Show all lines that include the string "Česká"; copy each one.

Start Items

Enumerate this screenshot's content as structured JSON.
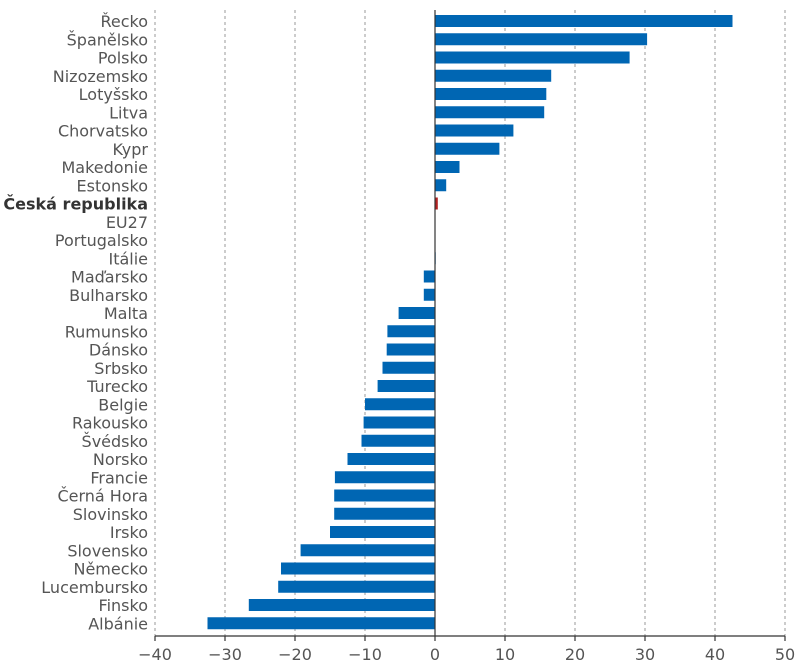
{
  "chart_data": {
    "type": "bar",
    "orientation": "horizontal",
    "title": "",
    "xlabel": "",
    "ylabel": "",
    "xlim": [
      -40,
      50
    ],
    "ticks": [
      -40,
      -30,
      -20,
      -10,
      0,
      10,
      20,
      30,
      40,
      50
    ],
    "tick_labels": [
      "−40",
      "−30",
      "−20",
      "−10",
      "0",
      "10",
      "20",
      "30",
      "40",
      "50"
    ],
    "grid": "vertical-dashed",
    "bar_color": "#0066b3",
    "highlight_color": "#b22222",
    "highlight_category": "Česká republika",
    "categories": [
      "Řecko",
      "Španělsko",
      "Polsko",
      "Nizozemsko",
      "Lotyšsko",
      "Litva",
      "Chorvatsko",
      "Kypr",
      "Makedonie",
      "Estonsko",
      "Česká republika",
      "EU27",
      "Portugalsko",
      "Itálie",
      "Maďarsko",
      "Bulharsko",
      "Malta",
      "Rumunsko",
      "Dánsko",
      "Srbsko",
      "Turecko",
      "Belgie",
      "Rakousko",
      "Švédsko",
      "Norsko",
      "Francie",
      "Černá Hora",
      "Slovinsko",
      "Irsko",
      "Slovensko",
      "Německo",
      "Lucembursko",
      "Finsko",
      "Albánie"
    ],
    "values": [
      42.5,
      30.3,
      27.8,
      16.6,
      15.9,
      15.6,
      11.2,
      9.2,
      3.5,
      1.6,
      0.4,
      0.0,
      0.0,
      0.1,
      -1.6,
      -1.6,
      -5.2,
      -6.8,
      -6.9,
      -7.5,
      -8.2,
      -10.0,
      -10.2,
      -10.5,
      -12.5,
      -14.3,
      -14.4,
      -14.4,
      -15.0,
      -19.2,
      -22.0,
      -22.4,
      -26.6,
      -32.5
    ]
  }
}
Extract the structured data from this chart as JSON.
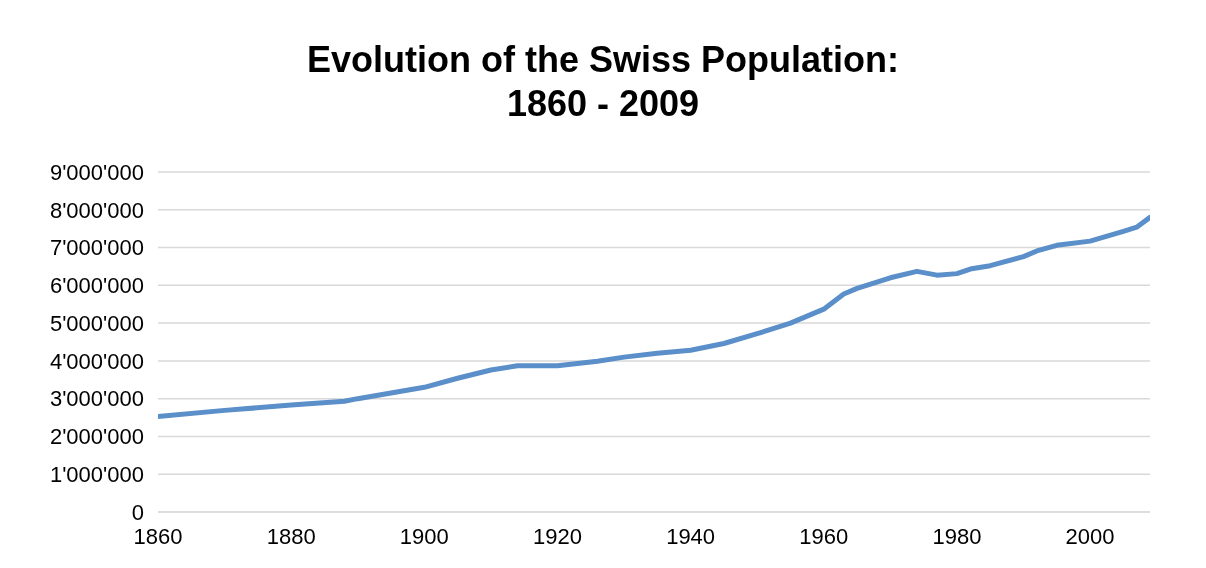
{
  "chart_data": {
    "type": "line",
    "title": "Evolution of the Swiss Population:\n1860 - 2009",
    "x": [
      1860,
      1870,
      1880,
      1888,
      1890,
      1900,
      1905,
      1910,
      1914,
      1920,
      1926,
      1930,
      1935,
      1940,
      1945,
      1950,
      1955,
      1960,
      1963,
      1965,
      1970,
      1974,
      1977,
      1980,
      1982,
      1985,
      1990,
      1992,
      1995,
      2000,
      2005,
      2007,
      2009
    ],
    "series": [
      {
        "color": "#5b8fc9",
        "values": [
          2530000,
          2690000,
          2830000,
          2930000,
          3000000,
          3300000,
          3540000,
          3760000,
          3870000,
          3870000,
          3990000,
          4100000,
          4200000,
          4280000,
          4460000,
          4720000,
          5000000,
          5370000,
          5770000,
          5920000,
          6200000,
          6370000,
          6270000,
          6310000,
          6430000,
          6520000,
          6760000,
          6910000,
          7060000,
          7170000,
          7430000,
          7540000,
          7800000
        ]
      }
    ],
    "xlim": [
      1860,
      2009
    ],
    "xticks": [
      1860,
      1880,
      1900,
      1920,
      1940,
      1960,
      1980,
      2000
    ],
    "ylim": [
      0,
      9000000
    ],
    "yticks": [
      0,
      {
        "value": 1000000,
        "label": "1'000'000"
      },
      {
        "value": 2000000,
        "label": "2'000'000"
      },
      {
        "value": 3000000,
        "label": "3'000'000"
      },
      {
        "value": 4000000,
        "label": "4'000'000"
      },
      {
        "value": 5000000,
        "label": "5'000'000"
      },
      {
        "value": 6000000,
        "label": "6'000'000"
      },
      {
        "value": 7000000,
        "label": "7'000'000"
      },
      {
        "value": 8000000,
        "label": "8'000'000"
      },
      {
        "value": 9000000,
        "label": "9'000'000"
      }
    ],
    "grid": "y",
    "legend": false,
    "marker": "none",
    "line_style": "solid"
  }
}
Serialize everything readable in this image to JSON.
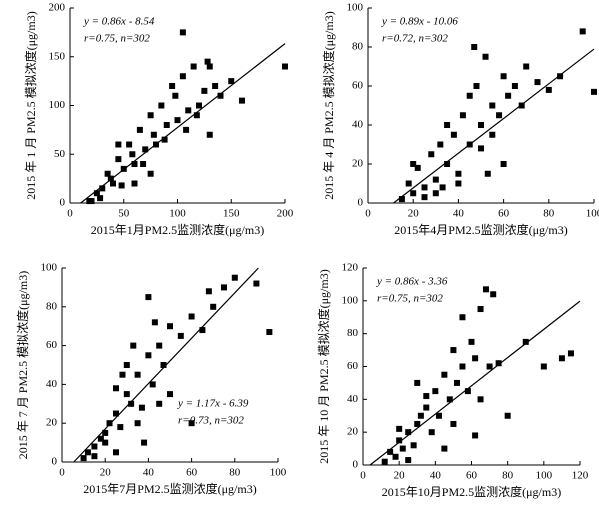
{
  "chart_data": [
    {
      "type": "scatter",
      "x_label": "2015年1月PM2.5监测浓度(μg/m3)",
      "y_label": "2015 年 1 月 PM2.5 模拟浓度(μg/m3)",
      "annotations": [
        "y = 0.86x - 8.54",
        "r=0.75, n=302"
      ],
      "annotation_corner": "top-left",
      "fit": {
        "slope": 0.86,
        "intercept": -8.54
      },
      "color": "#000000",
      "x": [
        20,
        25,
        30,
        35,
        40,
        45,
        50,
        55,
        60,
        65,
        70,
        75,
        80,
        85,
        90,
        95,
        100,
        105,
        110,
        115,
        120,
        125,
        130,
        135,
        140,
        150,
        160,
        200,
        18,
        28,
        38,
        48,
        58,
        68,
        78,
        88,
        98,
        108,
        118,
        128,
        45,
        60,
        75,
        105,
        130
      ],
      "y": [
        2,
        10,
        15,
        30,
        20,
        45,
        35,
        60,
        40,
        75,
        55,
        90,
        60,
        100,
        80,
        120,
        85,
        130,
        95,
        140,
        100,
        115,
        140,
        120,
        110,
        125,
        105,
        140,
        2,
        5,
        25,
        18,
        50,
        40,
        70,
        65,
        110,
        75,
        90,
        145,
        60,
        20,
        30,
        175,
        70
      ],
      "xlim": [
        0,
        200
      ],
      "xticks": [
        0,
        50,
        100,
        150,
        200
      ],
      "ylim": [
        0,
        200
      ],
      "yticks": [
        0,
        50,
        100,
        150,
        200
      ]
    },
    {
      "type": "scatter",
      "x_label": "2015年4月PM2.5监测浓度(μg/m3)",
      "y_label": "2015 年 4 月 PM2.5 模拟浓度(μg/m3)",
      "annotations": [
        "y = 0.89x - 10.06",
        "r=0.72, n=302"
      ],
      "annotation_corner": "top-left",
      "fit": {
        "slope": 0.89,
        "intercept": -10.06
      },
      "color": "#000000",
      "x": [
        15,
        18,
        20,
        22,
        25,
        28,
        30,
        32,
        35,
        38,
        40,
        42,
        45,
        48,
        50,
        52,
        55,
        58,
        60,
        62,
        65,
        68,
        70,
        75,
        80,
        85,
        95,
        100,
        25,
        30,
        35,
        40,
        45,
        50,
        55,
        60,
        20,
        33,
        47,
        53
      ],
      "y": [
        2,
        10,
        5,
        18,
        8,
        25,
        12,
        30,
        20,
        35,
        15,
        45,
        30,
        60,
        40,
        75,
        50,
        45,
        65,
        55,
        60,
        50,
        70,
        62,
        58,
        65,
        88,
        57,
        3,
        5,
        40,
        10,
        55,
        28,
        35,
        20,
        20,
        8,
        80,
        15
      ],
      "xlim": [
        0,
        100
      ],
      "xticks": [
        0,
        20,
        40,
        60,
        80,
        100
      ],
      "ylim": [
        0,
        100
      ],
      "yticks": [
        0,
        20,
        40,
        60,
        80,
        100
      ]
    },
    {
      "type": "scatter",
      "x_label": "2015年7月PM2.5监测浓度(μg/m3)",
      "y_label": "2015 年 7 月 PM2.5 模拟浓度(μg/m3)",
      "annotations": [
        "y = 1.17x - 6.39",
        "r=0.73, n=302"
      ],
      "annotation_corner": "bottom-right",
      "fit": {
        "slope": 1.17,
        "intercept": -6.39
      },
      "color": "#000000",
      "x": [
        10,
        12,
        15,
        18,
        20,
        22,
        25,
        27,
        30,
        32,
        35,
        37,
        40,
        42,
        45,
        47,
        50,
        55,
        60,
        65,
        70,
        75,
        80,
        90,
        96,
        15,
        20,
        25,
        30,
        35,
        40,
        45,
        28,
        33,
        38,
        50,
        60,
        25,
        43,
        68
      ],
      "y": [
        2,
        5,
        8,
        12,
        15,
        20,
        25,
        18,
        35,
        30,
        45,
        28,
        55,
        40,
        60,
        50,
        70,
        65,
        75,
        68,
        80,
        90,
        95,
        92,
        67,
        3,
        10,
        5,
        50,
        20,
        85,
        30,
        45,
        60,
        10,
        35,
        20,
        38,
        72,
        88
      ],
      "xlim": [
        0,
        100
      ],
      "xticks": [
        0,
        20,
        40,
        60,
        80,
        100
      ],
      "ylim": [
        0,
        100
      ],
      "yticks": [
        0,
        20,
        40,
        60,
        80,
        100
      ]
    },
    {
      "type": "scatter",
      "x_label": "2015年10月PM2.5监测浓度(μg/m3)",
      "y_label": "2015 年 10 月 PM2.5 模拟浓度(μg/m3)",
      "annotations": [
        "y = 0.86x - 3.36",
        "r=0.75, n=302"
      ],
      "annotation_corner": "top-left",
      "fit": {
        "slope": 0.86,
        "intercept": -3.36
      },
      "color": "#000000",
      "x": [
        12,
        15,
        18,
        20,
        22,
        25,
        28,
        30,
        32,
        35,
        38,
        40,
        42,
        45,
        48,
        50,
        52,
        55,
        58,
        60,
        62,
        65,
        68,
        70,
        75,
        80,
        90,
        100,
        110,
        115,
        20,
        25,
        35,
        45,
        55,
        65,
        30,
        50,
        62,
        72
      ],
      "y": [
        2,
        8,
        5,
        15,
        10,
        20,
        12,
        25,
        30,
        35,
        20,
        45,
        30,
        55,
        40,
        70,
        50,
        60,
        45,
        75,
        65,
        95,
        107,
        60,
        62,
        30,
        75,
        60,
        65,
        68,
        22,
        3,
        42,
        10,
        90,
        40,
        50,
        25,
        18,
        104
      ],
      "xlim": [
        0,
        120
      ],
      "xticks": [
        0,
        20,
        40,
        60,
        80,
        100,
        120
      ],
      "ylim": [
        0,
        120
      ],
      "yticks": [
        0,
        20,
        40,
        60,
        80,
        100,
        120
      ]
    }
  ]
}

End Items

Task output =
    "highlight_category": "Česká republika",
      "Česká republika",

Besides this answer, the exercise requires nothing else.